• **Material provided**:
---+---

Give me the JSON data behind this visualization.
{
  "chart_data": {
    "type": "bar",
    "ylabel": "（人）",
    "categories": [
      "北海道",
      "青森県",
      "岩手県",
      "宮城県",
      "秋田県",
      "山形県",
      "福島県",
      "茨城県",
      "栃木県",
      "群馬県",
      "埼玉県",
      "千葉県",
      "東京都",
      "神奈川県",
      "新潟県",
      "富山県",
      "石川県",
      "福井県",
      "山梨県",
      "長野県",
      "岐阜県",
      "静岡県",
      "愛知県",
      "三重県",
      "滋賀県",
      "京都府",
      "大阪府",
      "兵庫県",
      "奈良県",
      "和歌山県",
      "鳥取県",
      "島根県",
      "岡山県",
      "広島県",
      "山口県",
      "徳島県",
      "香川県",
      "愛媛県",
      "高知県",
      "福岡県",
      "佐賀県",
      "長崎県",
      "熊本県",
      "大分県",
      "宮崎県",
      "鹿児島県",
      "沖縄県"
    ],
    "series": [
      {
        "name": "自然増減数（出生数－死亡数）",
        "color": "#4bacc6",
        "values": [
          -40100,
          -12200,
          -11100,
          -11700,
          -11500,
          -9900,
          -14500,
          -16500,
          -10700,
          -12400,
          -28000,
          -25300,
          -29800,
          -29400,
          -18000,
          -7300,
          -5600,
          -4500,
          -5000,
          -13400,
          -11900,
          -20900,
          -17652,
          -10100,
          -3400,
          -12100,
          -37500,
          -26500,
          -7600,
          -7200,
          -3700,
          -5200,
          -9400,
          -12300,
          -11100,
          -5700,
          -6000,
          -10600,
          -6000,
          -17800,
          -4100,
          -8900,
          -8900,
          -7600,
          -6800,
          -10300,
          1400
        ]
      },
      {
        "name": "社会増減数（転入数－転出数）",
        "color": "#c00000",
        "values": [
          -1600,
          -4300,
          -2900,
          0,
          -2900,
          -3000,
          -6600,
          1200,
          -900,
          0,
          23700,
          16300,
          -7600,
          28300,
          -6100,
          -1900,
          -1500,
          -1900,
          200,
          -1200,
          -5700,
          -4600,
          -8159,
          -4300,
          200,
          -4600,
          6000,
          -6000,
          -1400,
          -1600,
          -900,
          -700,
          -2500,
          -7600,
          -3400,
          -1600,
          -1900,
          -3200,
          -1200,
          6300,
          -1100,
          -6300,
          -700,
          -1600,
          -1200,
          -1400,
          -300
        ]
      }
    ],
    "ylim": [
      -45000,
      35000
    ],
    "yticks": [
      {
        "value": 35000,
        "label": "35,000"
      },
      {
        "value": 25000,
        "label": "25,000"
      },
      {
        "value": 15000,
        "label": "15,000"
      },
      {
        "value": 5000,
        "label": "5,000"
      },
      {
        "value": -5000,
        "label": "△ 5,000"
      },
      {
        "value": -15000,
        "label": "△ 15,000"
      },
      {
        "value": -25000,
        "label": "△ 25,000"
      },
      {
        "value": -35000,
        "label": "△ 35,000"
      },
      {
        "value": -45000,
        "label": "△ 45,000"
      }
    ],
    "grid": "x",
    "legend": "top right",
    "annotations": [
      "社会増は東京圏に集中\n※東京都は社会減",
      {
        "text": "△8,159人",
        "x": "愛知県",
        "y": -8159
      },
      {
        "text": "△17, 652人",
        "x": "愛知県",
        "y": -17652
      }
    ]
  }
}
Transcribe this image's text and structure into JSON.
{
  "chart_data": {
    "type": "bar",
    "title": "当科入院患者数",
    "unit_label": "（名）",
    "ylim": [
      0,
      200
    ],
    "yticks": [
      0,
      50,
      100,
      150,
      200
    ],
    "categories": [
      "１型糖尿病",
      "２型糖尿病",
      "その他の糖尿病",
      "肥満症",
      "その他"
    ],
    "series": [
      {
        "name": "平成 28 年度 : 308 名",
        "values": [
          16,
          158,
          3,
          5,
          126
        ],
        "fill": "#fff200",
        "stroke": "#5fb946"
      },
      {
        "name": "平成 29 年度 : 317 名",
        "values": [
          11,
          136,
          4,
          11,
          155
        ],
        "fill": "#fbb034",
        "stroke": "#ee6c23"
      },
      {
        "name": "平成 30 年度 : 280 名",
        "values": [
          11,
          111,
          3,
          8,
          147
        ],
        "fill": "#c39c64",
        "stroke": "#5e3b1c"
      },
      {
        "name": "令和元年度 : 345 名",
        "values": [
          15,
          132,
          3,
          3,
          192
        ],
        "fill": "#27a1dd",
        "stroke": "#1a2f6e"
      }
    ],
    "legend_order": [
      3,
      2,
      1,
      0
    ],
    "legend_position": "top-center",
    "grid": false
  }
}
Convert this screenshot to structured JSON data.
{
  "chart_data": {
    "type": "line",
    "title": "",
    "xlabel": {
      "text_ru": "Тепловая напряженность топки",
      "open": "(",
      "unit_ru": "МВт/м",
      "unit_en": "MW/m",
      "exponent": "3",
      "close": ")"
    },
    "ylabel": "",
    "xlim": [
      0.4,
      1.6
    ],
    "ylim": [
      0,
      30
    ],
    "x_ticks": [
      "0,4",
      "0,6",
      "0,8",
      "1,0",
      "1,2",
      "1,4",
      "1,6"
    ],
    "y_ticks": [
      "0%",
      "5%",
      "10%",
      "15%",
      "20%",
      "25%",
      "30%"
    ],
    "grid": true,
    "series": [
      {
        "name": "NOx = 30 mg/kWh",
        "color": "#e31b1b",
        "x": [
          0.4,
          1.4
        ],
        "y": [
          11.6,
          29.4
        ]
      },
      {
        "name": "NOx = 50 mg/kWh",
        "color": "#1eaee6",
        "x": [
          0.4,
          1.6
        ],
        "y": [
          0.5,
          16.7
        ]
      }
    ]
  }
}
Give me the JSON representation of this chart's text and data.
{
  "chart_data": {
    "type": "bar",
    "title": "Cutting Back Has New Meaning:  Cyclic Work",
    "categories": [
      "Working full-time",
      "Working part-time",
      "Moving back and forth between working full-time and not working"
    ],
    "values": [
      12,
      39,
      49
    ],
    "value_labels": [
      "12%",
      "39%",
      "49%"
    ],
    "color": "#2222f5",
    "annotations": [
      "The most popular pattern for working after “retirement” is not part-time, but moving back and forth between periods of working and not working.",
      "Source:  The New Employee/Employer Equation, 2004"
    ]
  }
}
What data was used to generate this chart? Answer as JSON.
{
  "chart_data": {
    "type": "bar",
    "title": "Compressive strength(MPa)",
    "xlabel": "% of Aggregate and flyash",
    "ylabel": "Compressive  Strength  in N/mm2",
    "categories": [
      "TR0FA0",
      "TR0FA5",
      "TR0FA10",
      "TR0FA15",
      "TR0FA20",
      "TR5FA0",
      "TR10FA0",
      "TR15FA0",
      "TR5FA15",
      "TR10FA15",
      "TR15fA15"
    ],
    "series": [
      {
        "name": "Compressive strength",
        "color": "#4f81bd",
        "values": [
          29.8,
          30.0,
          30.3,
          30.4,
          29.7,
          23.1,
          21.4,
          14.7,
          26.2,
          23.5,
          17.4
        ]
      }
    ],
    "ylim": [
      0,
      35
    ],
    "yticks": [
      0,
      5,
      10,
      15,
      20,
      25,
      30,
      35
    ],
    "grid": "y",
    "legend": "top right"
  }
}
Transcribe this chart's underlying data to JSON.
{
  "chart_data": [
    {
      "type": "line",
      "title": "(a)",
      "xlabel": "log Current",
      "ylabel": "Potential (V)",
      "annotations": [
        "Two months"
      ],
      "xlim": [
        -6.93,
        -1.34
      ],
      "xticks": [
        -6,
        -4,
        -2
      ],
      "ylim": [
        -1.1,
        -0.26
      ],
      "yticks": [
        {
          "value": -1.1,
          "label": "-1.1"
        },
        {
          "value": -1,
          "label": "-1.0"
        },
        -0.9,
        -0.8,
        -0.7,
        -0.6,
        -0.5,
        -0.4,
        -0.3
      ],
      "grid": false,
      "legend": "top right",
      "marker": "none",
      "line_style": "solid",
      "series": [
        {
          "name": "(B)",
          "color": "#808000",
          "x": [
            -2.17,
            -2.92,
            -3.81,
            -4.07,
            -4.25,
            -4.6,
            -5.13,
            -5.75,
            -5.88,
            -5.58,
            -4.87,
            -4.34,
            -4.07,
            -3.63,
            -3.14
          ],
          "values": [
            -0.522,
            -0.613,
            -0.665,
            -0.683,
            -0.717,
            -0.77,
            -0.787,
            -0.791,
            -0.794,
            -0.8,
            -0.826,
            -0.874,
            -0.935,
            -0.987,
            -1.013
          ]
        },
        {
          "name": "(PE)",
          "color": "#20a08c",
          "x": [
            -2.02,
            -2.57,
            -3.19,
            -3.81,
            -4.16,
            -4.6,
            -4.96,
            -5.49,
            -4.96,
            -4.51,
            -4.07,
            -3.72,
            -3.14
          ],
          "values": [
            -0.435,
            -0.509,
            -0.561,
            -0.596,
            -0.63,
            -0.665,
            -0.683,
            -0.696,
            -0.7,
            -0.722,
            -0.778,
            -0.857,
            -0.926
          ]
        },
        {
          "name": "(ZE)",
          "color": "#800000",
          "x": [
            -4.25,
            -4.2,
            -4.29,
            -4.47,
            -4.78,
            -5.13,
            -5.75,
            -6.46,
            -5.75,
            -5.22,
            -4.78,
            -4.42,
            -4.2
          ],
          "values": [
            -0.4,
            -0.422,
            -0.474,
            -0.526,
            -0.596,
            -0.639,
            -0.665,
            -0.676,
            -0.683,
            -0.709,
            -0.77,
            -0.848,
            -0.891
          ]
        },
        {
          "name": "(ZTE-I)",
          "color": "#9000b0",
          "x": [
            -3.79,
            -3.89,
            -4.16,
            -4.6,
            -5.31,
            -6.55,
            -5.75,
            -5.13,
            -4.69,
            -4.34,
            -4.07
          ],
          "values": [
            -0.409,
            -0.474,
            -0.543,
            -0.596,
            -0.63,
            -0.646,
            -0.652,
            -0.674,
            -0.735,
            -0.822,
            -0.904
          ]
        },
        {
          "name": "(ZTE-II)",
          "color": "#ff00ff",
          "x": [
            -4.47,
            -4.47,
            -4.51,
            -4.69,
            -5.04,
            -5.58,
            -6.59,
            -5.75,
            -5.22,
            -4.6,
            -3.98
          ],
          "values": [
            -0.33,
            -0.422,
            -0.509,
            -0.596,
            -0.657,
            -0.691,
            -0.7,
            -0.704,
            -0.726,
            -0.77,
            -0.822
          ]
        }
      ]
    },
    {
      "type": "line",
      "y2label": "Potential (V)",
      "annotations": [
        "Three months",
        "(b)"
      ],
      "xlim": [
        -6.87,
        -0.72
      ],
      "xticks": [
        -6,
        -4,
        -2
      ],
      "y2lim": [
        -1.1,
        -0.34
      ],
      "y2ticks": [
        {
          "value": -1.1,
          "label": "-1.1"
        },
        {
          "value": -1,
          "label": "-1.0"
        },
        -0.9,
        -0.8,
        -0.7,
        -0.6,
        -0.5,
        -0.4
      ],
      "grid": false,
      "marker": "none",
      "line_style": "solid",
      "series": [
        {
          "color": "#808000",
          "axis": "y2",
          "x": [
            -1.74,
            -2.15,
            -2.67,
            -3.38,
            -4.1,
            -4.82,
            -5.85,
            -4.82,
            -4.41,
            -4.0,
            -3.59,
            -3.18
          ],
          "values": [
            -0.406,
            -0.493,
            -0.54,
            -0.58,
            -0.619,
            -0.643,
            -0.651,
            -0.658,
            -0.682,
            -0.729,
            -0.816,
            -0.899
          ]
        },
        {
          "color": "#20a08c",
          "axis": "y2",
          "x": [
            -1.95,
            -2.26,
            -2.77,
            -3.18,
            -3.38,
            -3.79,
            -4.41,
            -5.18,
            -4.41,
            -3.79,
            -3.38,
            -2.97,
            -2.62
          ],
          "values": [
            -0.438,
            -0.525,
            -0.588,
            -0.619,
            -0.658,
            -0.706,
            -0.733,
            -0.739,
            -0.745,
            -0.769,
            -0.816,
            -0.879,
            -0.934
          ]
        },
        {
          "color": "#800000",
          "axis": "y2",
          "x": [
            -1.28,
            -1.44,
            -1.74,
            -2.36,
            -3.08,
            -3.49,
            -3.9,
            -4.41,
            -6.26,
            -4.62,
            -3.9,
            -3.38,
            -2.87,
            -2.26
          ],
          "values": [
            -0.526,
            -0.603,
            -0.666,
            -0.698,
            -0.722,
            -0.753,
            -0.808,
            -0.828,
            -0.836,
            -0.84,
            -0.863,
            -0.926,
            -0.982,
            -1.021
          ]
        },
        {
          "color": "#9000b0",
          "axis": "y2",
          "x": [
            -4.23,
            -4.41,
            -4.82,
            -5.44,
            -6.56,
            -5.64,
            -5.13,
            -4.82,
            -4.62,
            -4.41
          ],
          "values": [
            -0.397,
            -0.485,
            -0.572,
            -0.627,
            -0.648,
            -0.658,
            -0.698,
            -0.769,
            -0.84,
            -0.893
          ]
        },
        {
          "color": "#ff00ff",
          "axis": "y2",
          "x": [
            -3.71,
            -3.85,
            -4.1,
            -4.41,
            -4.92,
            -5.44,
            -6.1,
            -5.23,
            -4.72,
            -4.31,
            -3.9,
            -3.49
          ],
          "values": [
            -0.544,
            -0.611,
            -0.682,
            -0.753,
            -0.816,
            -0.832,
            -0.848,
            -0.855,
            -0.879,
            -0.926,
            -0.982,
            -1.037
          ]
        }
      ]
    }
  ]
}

---+---

• **Short exercise**: Filter the entries down to the lines containing "stroke". Copy each of those lines.

• **Result**:
        "stroke": "#5fb946"
        "stroke": "#ee6c23"
        "stroke": "#5e3b1c"
        "stroke": "#1a2f6e"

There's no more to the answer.